### Given text
I was struck at the time by how matter-of-factly he said this, as if he took it for granted that I would find it uncontroversial. And I did briefly wonder whether this form of totalitarianism, too (because nothing is more "total" than racist nationalism), was part of the pitch made to its subjects by the North Korean state. But I was preoccupied, as are most of the country's few visitors, by the more imposing and exotic forms of totalitarianism on offer: by the giant mausoleums and parades that seemed to fuse classical Stalinism with a contorted form of the deferential, patriarchal Confucian ethos.
Karl Marx in his Eighteenth Brumaire wrote that those trying to master a new language always begin by translating it back into the tongue they already know. And I was limiting myself (and ill-serving my readers) in using the pre-existing imagery of Stalinism and Eastern deference. I have recently donned the bifocals provided by B.R. Myers in his electrifying new book The Cleanest Race: How North Koreans See Themselves and Why It Matters, and I understand now that I got the picture either upside down or inside out. The whole idea of communism is dead in North Korea, and its most recent "Constitution," "ratified" last April, has dropped all mention of the word. The analogies to Confucianism are glib, and such parallels with it as can be drawn are intended by the regime only for the consumption of outsiders. Myers makes a persuasive case that we should instead regard the Kim Jong-il system as a phenomenon of the very extreme and pathological right. It is based on totalitarian "military first" mobilization, is maintained by slave labor, and instills an ideology of the most unapologetic racism and xenophobia.
These conclusions of his, in a finely argued and brilliantly written book, carry the worrisome implication that the propaganda of the regime may actually mean exactly what it says, which in turn would mean that peace and disarmament negotiations with it are a waste of time—and perhaps a dangerous waste at that.

### Goal 1
According to the passage on North Korea, what did the country's most recent "Constitution" drop?
### Goal 2
Continue the passage on North Korea from its final sentence.

### Record set
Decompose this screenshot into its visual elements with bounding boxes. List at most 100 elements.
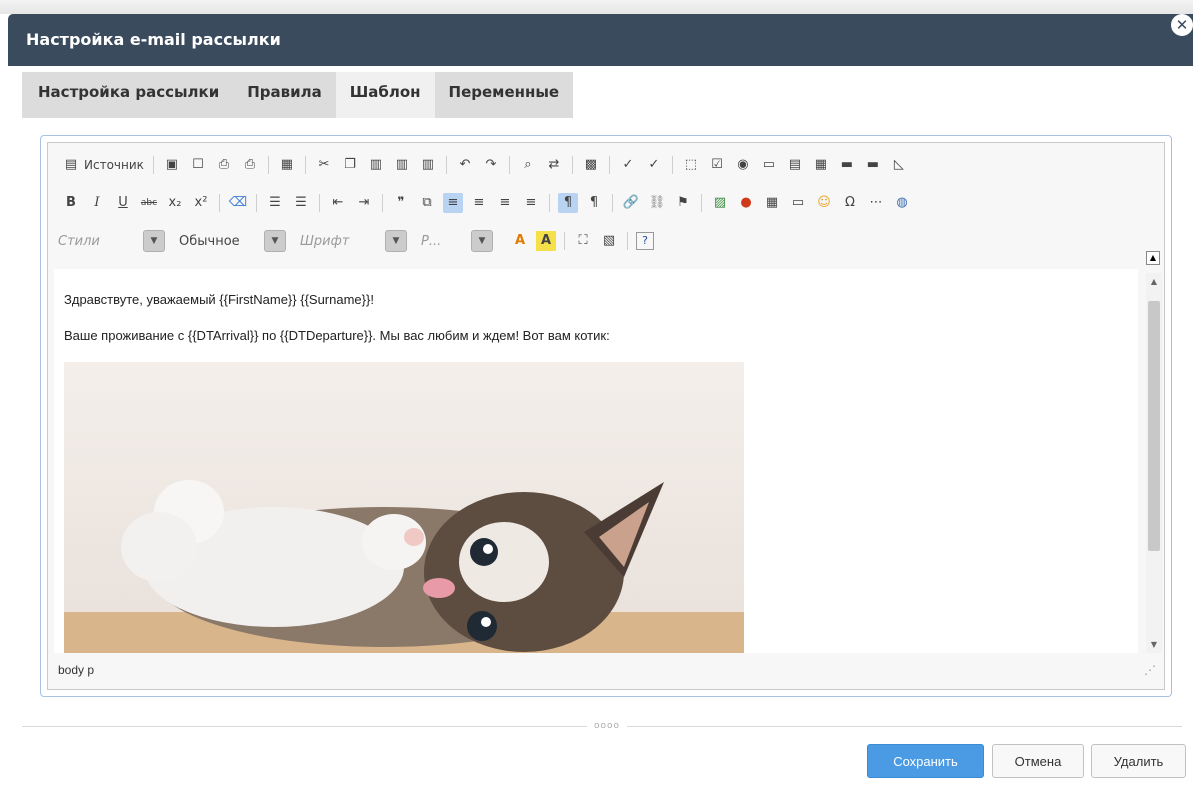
- remove-format-icon[interactable]: ⌫: [228, 193, 248, 213]
- cut-icon[interactable]: ✂: [314, 155, 334, 175]
- tab-bar: Настройка рассылки Правила Шаблон Переме…: [22, 72, 574, 118]
- font-combo[interactable]: Шрифт ▼: [300, 229, 407, 253]
- toolbar-separator: [608, 156, 610, 174]
- toolbar-row-3: Стили ▼ Обычное ▼ Шрифт ▼ Р... ▼ A A ⛶ ▧…: [58, 227, 657, 255]
- styles-combo[interactable]: Стили ▼: [58, 229, 165, 253]
- numbered-list-icon[interactable]: ☰: [265, 193, 285, 213]
- undo-icon[interactable]: ↶: [455, 155, 475, 175]
- print-icon[interactable]: ⎙: [240, 155, 260, 175]
- strikethrough-icon[interactable]: abc: [139, 193, 159, 213]
- toolbar-separator: [612, 194, 613, 212]
- preview-icon[interactable]: ⎙: [214, 155, 234, 175]
- radio-icon[interactable]: ◉: [733, 155, 753, 175]
- outdent-icon[interactable]: ⇤: [328, 193, 348, 213]
- align-right-icon[interactable]: ≡: [495, 193, 515, 213]
- toolbar-separator: [267, 156, 269, 174]
- text-ltr-icon[interactable]: ¶: [558, 193, 578, 213]
- chevron-down-icon[interactable]: ▼: [471, 230, 493, 252]
- text-rtl-icon[interactable]: ¶: [584, 193, 604, 213]
- horizontal-rule-icon[interactable]: ▭: [788, 193, 808, 213]
- splitter-grip-icon[interactable]: oooo: [587, 721, 627, 731]
- tab-template[interactable]: Шаблон: [335, 72, 435, 118]
- chevron-down-icon[interactable]: ▼: [264, 230, 286, 252]
- collapse-toolbar-icon[interactable]: ▲: [1146, 251, 1160, 265]
- link-icon[interactable]: 🔗: [621, 193, 641, 213]
- chevron-down-icon[interactable]: ▼: [143, 230, 165, 252]
- select-field-icon[interactable]: ▦: [811, 155, 831, 175]
- content-scrollbar[interactable]: ▲ ▼: [1146, 273, 1162, 653]
- toolbar-separator: [219, 194, 220, 212]
- content-line-greeting: Здравствуте, уважаемый {{FirstName}} {{S…: [64, 292, 374, 307]
- align-center-icon[interactable]: ≡: [469, 193, 489, 213]
- size-combo[interactable]: Р... ▼: [421, 229, 493, 253]
- button-field-icon[interactable]: ▬: [837, 155, 857, 175]
- replace-icon[interactable]: ⇄: [544, 155, 564, 175]
- source-button[interactable]: ▤ Источник: [58, 155, 144, 175]
- redo-icon[interactable]: ↷: [481, 155, 501, 175]
- element-path[interactable]: body p: [58, 663, 94, 677]
- form-icon[interactable]: ⬚: [681, 155, 701, 175]
- unlink-icon[interactable]: ⛓: [647, 193, 667, 213]
- show-blocks-icon[interactable]: ▧: [599, 231, 619, 251]
- text-color-icon[interactable]: A: [510, 231, 530, 251]
- format-combo[interactable]: Обычное ▼: [179, 229, 286, 253]
- copy-icon[interactable]: ❐: [340, 155, 360, 175]
- tab-variables[interactable]: Переменные: [434, 72, 574, 118]
- background-color-icon[interactable]: A: [536, 231, 556, 251]
- cancel-button[interactable]: Отмена: [992, 744, 1084, 778]
- chevron-down-icon[interactable]: ▼: [385, 230, 407, 252]
- tab-mailing-settings[interactable]: Настройка рассылки: [22, 72, 234, 118]
- checkbox-icon[interactable]: ☑: [707, 155, 727, 175]
- image-button-icon[interactable]: ▬: [863, 155, 883, 175]
- scroll-down-icon[interactable]: ▼: [1146, 640, 1162, 649]
- delete-button[interactable]: Удалить: [1091, 744, 1186, 778]
- resize-handle-icon[interactable]: ⋰: [1144, 657, 1156, 683]
- save-button[interactable]: Сохранить: [867, 744, 984, 778]
- justify-icon[interactable]: ≡: [521, 193, 541, 213]
- image-icon[interactable]: ▨: [710, 193, 730, 213]
- templates-icon[interactable]: ▦: [277, 155, 297, 175]
- textarea-icon[interactable]: ▤: [785, 155, 805, 175]
- maximize-icon[interactable]: ⛶: [573, 231, 593, 251]
- size-label: Р...: [421, 233, 442, 249]
- underline-icon[interactable]: U: [113, 193, 133, 213]
- spellcheck-icon[interactable]: ✓: [618, 155, 638, 175]
- save-icon[interactable]: ▣: [162, 155, 182, 175]
- hidden-field-icon[interactable]: ◺: [889, 155, 909, 175]
- dialog-titlebar: Настройка e-mail рассылки: [8, 14, 1193, 66]
- select-all-icon[interactable]: ▩: [581, 155, 601, 175]
- indent-icon[interactable]: ⇥: [354, 193, 374, 213]
- blockquote-icon[interactable]: ❞: [391, 193, 411, 213]
- table-icon[interactable]: ▦: [762, 193, 782, 213]
- toolbar-separator: [304, 156, 306, 174]
- editor-content-area[interactable]: Здравствуте, уважаемый {{FirstName}} {{S…: [54, 269, 1138, 653]
- bold-icon[interactable]: B: [61, 193, 81, 213]
- window-top-strip: [0, 0, 1193, 14]
- superscript-icon[interactable]: x²: [191, 193, 211, 213]
- new-page-icon[interactable]: ☐: [188, 155, 208, 175]
- scroll-up-icon[interactable]: ▲: [1146, 277, 1162, 286]
- smiley-icon[interactable]: ☺: [814, 193, 834, 213]
- subscript-icon[interactable]: x₂: [165, 193, 185, 213]
- close-icon[interactable]: ✕: [1171, 14, 1193, 36]
- anchor-icon[interactable]: ⚑: [673, 193, 693, 213]
- align-left-icon[interactable]: ≡: [443, 193, 463, 213]
- italic-icon[interactable]: I: [87, 193, 107, 213]
- page-break-icon[interactable]: ⋯: [866, 193, 886, 213]
- bulleted-list-icon[interactable]: ☰: [291, 193, 311, 213]
- div-container-icon[interactable]: ⧉: [417, 193, 437, 213]
- special-char-icon[interactable]: Ω: [840, 193, 860, 213]
- paste-icon[interactable]: ▥: [366, 155, 386, 175]
- paste-text-icon[interactable]: ▥: [392, 155, 412, 175]
- scroll-thumb[interactable]: [1148, 301, 1160, 551]
- kitten-image[interactable]: [64, 362, 744, 653]
- textfield-icon[interactable]: ▭: [759, 155, 779, 175]
- iframe-icon[interactable]: ◍: [892, 193, 912, 213]
- scayt-icon[interactable]: ✓: [644, 155, 664, 175]
- tab-rules[interactable]: Правила: [233, 72, 336, 118]
- flash-icon[interactable]: ●: [736, 193, 756, 213]
- toolbar-separator: [382, 194, 383, 212]
- find-icon[interactable]: ⌕: [518, 155, 538, 175]
- about-icon[interactable]: ?: [636, 232, 654, 250]
- paste-word-icon[interactable]: ▥: [418, 155, 438, 175]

### Reply 1
It dropped all mention of the word "communism."

### Reply 2
Consider: Even in the days of communism, there were reports from Eastern Bloc and Cuban diplomats about the paranoid character of the system (which had no concept of deterrence and told its own people that it had signed the Non-Proliferation Treaty in bad faith) and also about its intense hatred of foreigners. A black Cuban diplomat was almost lynched when he tried to show his family the sights of Pyongyang. North Korean women who return pregnant from China—the regime's main ally and protector—are forced to submit to abortions. Wall posters and banners depicting all Japanese as barbarians are only equaled by the ways in which Americans are caricatured as hook-nosed monsters. (The illustrations in this book are an education in themselves.) The United States and its partners make up in aid for the huge shortfall in North Korea's food production, but there is not a hint of acknowledgement of this by the authorities, who tell their captive subjects that the bags of grain stenciled with the Stars and Stripes are tribute paid by a frightened America to the Dear Leader.
Myers also points out that many of the slogans employed and displayed by the North Korean state are borrowed directly—this really does count as some kind of irony—from the kamikaze ideology of Japanese imperialism. Every child is told every day of the wonderful possibility of death by immolation in the service of the motherland and taught not to fear the idea of war, not even a nuclear one.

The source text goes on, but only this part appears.